* What you should do *
Locate the string "marker" in the records below. Copy every line where it occurs.

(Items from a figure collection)
-------
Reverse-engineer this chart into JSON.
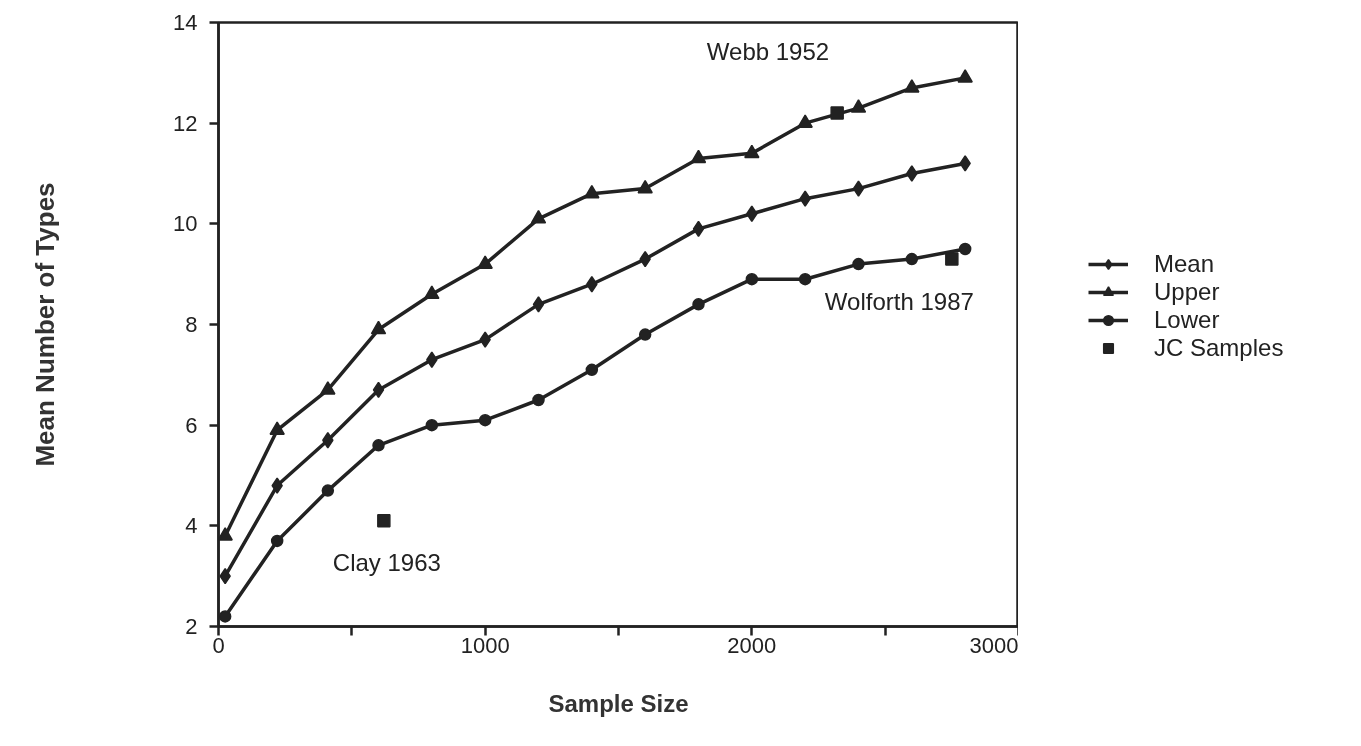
{
  "chart_data": {
    "type": "line",
    "xlabel": "Sample Size",
    "ylabel": "Mean Number of Types",
    "x": [
      25,
      220,
      410,
      600,
      800,
      1000,
      1200,
      1400,
      1600,
      1800,
      2000,
      2200,
      2400,
      2600,
      2800
    ],
    "series": [
      {
        "name": "Mean",
        "color": "#222222",
        "marker": "diamond",
        "values": [
          3.0,
          4.8,
          5.7,
          6.7,
          7.3,
          7.7,
          8.4,
          8.8,
          9.3,
          9.9,
          10.2,
          10.5,
          10.7,
          11.0,
          11.2
        ]
      },
      {
        "name": "Upper",
        "color": "#222222",
        "marker": "triangle",
        "values": [
          3.8,
          5.9,
          6.7,
          7.9,
          8.6,
          9.2,
          10.1,
          10.6,
          10.7,
          11.3,
          11.4,
          12.0,
          12.3,
          12.7,
          12.9
        ]
      },
      {
        "name": "Lower",
        "color": "#222222",
        "marker": "circle",
        "values": [
          2.2,
          3.7,
          4.7,
          5.6,
          6.0,
          6.1,
          6.5,
          7.1,
          7.8,
          8.4,
          8.9,
          8.9,
          9.2,
          9.3,
          9.5
        ]
      },
      {
        "name": "JC Samples",
        "type": "scatter",
        "color": "#222222",
        "marker": "square",
        "x": [
          620,
          2320,
          2750
        ],
        "values": [
          4.1,
          12.2,
          9.3
        ]
      }
    ],
    "annotations": [
      {
        "text": "Webb 1952",
        "x": 2320,
        "y": 12.2
      },
      {
        "text": "Clay 1963",
        "x": 620,
        "y": 4.1
      },
      {
        "text": "Wolforth 1987",
        "x": 2750,
        "y": 9.3
      }
    ],
    "xlim": [
      0,
      3000
    ],
    "ylim": [
      2,
      14
    ],
    "xticks": [
      0,
      {
        "value": 500,
        "label": null
      },
      1000,
      {
        "value": 1500,
        "label": null
      },
      2000,
      {
        "value": 2500,
        "label": null
      },
      3000
    ],
    "yticks": [
      2,
      4,
      6,
      8,
      10,
      12,
      14
    ],
    "legend": "right",
    "line_style": "solid"
  }
}
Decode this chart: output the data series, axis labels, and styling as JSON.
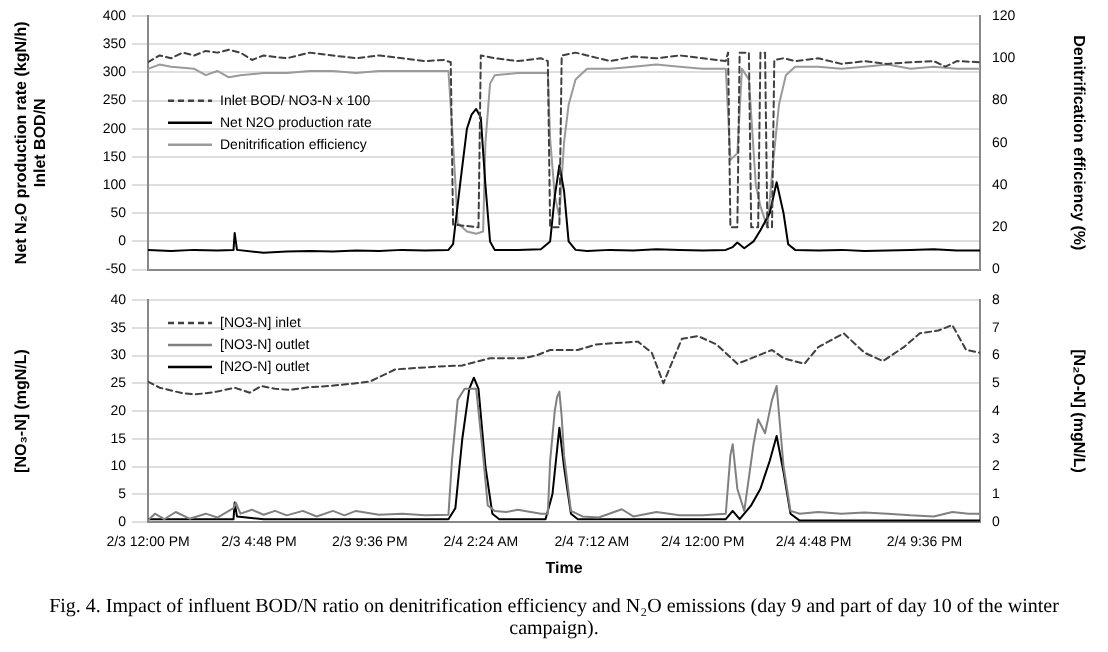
-------
* Output below *
        "marker": "diamond",
        "marker": "triangle",
        "marker": "circle",
        "marker": "square",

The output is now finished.